**STATED PROBLEM:**
Your task is to copy the material exactly.

**INPUT:**
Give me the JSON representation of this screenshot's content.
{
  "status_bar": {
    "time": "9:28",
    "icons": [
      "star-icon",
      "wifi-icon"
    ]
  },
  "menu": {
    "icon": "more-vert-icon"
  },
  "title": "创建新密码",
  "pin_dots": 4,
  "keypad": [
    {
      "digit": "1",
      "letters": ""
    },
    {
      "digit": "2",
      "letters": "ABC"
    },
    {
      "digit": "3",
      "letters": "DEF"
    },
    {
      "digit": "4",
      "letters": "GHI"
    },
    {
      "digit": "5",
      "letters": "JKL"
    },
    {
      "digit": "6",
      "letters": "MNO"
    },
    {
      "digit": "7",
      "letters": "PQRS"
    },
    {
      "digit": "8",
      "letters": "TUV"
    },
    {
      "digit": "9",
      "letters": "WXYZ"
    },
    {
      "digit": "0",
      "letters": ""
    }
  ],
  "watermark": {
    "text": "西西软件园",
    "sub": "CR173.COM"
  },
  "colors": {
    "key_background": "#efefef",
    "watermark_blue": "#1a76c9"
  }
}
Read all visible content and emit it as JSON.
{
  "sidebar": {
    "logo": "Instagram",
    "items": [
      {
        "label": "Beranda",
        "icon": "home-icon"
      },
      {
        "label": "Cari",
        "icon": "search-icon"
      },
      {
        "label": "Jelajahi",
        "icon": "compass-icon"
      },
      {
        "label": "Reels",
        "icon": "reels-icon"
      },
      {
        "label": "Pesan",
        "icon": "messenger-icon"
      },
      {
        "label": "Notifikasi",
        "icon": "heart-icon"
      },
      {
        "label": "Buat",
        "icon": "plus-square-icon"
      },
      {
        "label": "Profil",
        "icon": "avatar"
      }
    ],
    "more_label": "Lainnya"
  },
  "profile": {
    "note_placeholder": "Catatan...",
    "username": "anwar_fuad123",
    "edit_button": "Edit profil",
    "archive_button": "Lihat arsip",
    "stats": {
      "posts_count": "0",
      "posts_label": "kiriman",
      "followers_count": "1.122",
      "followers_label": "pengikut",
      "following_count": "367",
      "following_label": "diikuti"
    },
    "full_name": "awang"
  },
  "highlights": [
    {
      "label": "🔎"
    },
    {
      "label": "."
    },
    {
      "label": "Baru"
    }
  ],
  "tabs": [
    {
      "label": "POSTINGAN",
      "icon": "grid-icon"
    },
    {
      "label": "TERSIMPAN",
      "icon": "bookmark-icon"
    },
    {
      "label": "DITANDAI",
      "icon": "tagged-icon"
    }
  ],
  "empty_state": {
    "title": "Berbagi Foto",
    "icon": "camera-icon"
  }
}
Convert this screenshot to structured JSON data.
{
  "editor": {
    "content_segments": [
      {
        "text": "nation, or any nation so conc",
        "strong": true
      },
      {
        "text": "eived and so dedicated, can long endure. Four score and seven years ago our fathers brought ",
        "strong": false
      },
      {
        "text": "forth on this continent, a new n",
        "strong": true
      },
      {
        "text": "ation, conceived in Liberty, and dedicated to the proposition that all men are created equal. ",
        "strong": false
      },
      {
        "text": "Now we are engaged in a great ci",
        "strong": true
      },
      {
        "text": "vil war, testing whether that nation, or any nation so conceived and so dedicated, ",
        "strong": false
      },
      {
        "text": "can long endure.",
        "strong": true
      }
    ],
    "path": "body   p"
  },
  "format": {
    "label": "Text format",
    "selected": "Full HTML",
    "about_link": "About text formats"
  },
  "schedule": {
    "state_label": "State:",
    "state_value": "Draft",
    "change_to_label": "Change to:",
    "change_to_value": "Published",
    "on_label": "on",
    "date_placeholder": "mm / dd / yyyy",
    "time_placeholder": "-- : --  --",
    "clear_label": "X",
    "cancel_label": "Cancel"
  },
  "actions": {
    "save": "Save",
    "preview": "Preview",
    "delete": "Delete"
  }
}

**SOLUTION TO THIS TASK:**
Give me the JSON representation of this screenshot's content.
{
  "status_bar": {
    "time": "9:28",
    "icons": [
      "star-icon",
      "wifi-icon"
    ]
  },
  "menu": {
    "icon": "more-vert-icon"
  },
  "title": "创建新密码",
  "pin_dots": 4,
  "keypad": [
    {
      "digit": "1",
      "letters": ""
    },
    {
      "digit": "2",
      "letters": "ABC"
    },
    {
      "digit": "3",
      "letters": "DEF"
    },
    {
      "digit": "4",
      "letters": "GHI"
    },
    {
      "digit": "5",
      "letters": "JKL"
    },
    {
      "digit": "6",
      "letters": "MNO"
    },
    {
      "digit": "7",
      "letters": "PQRS"
    },
    {
      "digit": "8",
      "letters": "TUV"
    },
    {
      "digit": "9",
      "letters": "WXYZ"
    },
    {
      "digit": "0",
      "letters": ""
    }
  ],
  "watermark": {
    "text": "西西软件园",
    "sub": "CR173.COM"
  },
  "colors": {
    "key_background": "#efefef",
    "watermark_blue": "#1a76c9"
  }
}
Read all visible content and emit it as JSON.
{
  "sidebar": {
    "logo": "Instagram",
    "items": [
      {
        "label": "Beranda",
        "icon": "home-icon"
      },
      {
        "label": "Cari",
        "icon": "search-icon"
      },
      {
        "label": "Jelajahi",
        "icon": "compass-icon"
      },
      {
        "label": "Reels",
        "icon": "reels-icon"
      },
      {
        "label": "Pesan",
        "icon": "messenger-icon"
      },
      {
        "label": "Notifikasi",
        "icon": "heart-icon"
      },
      {
        "label": "Buat",
        "icon": "plus-square-icon"
      },
      {
        "label": "Profil",
        "icon": "avatar"
      }
    ],
    "more_label": "Lainnya"
  },
  "profile": {
    "note_placeholder": "Catatan...",
    "username": "anwar_fuad123",
    "edit_button": "Edit profil",
    "archive_button": "Lihat arsip",
    "stats": {
      "posts_count": "0",
      "posts_label": "kiriman",
      "followers_count": "1.122",
      "followers_label": "pengikut",
      "following_count": "367",
      "following_label": "diikuti"
    },
    "full_name": "awang"
  },
  "highlights": [
    {
      "label": "🔎"
    },
    {
      "label": "."
    },
    {
      "label": "Baru"
    }
  ],
  "tabs": [
    {
      "label": "POSTINGAN",
      "icon": "grid-icon"
    },
    {
      "label": "TERSIMPAN",
      "icon": "bookmark-icon"
    },
    {
      "label": "DITANDAI",
      "icon": "tagged-icon"
    }
  ],
  "empty_state": {
    "title": "Berbagi Foto",
    "icon": "camera-icon"
  }
}
Convert this screenshot to structured JSON data.
{
  "editor": {
    "content_segments": [
      {
        "text": "nation, or any nation so conc",
        "strong": true
      },
      {
        "text": "eived and so dedicated, can long endure. Four score and seven years ago our fathers brought ",
        "strong": false
      },
      {
        "text": "forth on this continent, a new n",
        "strong": true
      },
      {
        "text": "ation, conceived in Liberty, and dedicated to the proposition that all men are created equal. ",
        "strong": false
      },
      {
        "text": "Now we are engaged in a great ci",
        "strong": true
      },
      {
        "text": "vil war, testing whether that nation, or any nation so conceived and so dedicated, ",
        "strong": false
      },
      {
        "text": "can long endure.",
        "strong": true
      }
    ],
    "path": "body   p"
  },
  "format": {
    "label": "Text format",
    "selected": "Full HTML",
    "about_link": "About text formats"
  },
  "schedule": {
    "state_label": "State:",
    "state_value": "Draft",
    "change_to_label": "Change to:",
    "change_to_value": "Published",
    "on_label": "on",
    "date_placeholder": "mm / dd / yyyy",
    "time_placeholder": "-- : --  --",
    "clear_label": "X",
    "cancel_label": "Cancel"
  },
  "actions": {
    "save": "Save",
    "preview": "Preview",
    "delete": "Delete"
  }
}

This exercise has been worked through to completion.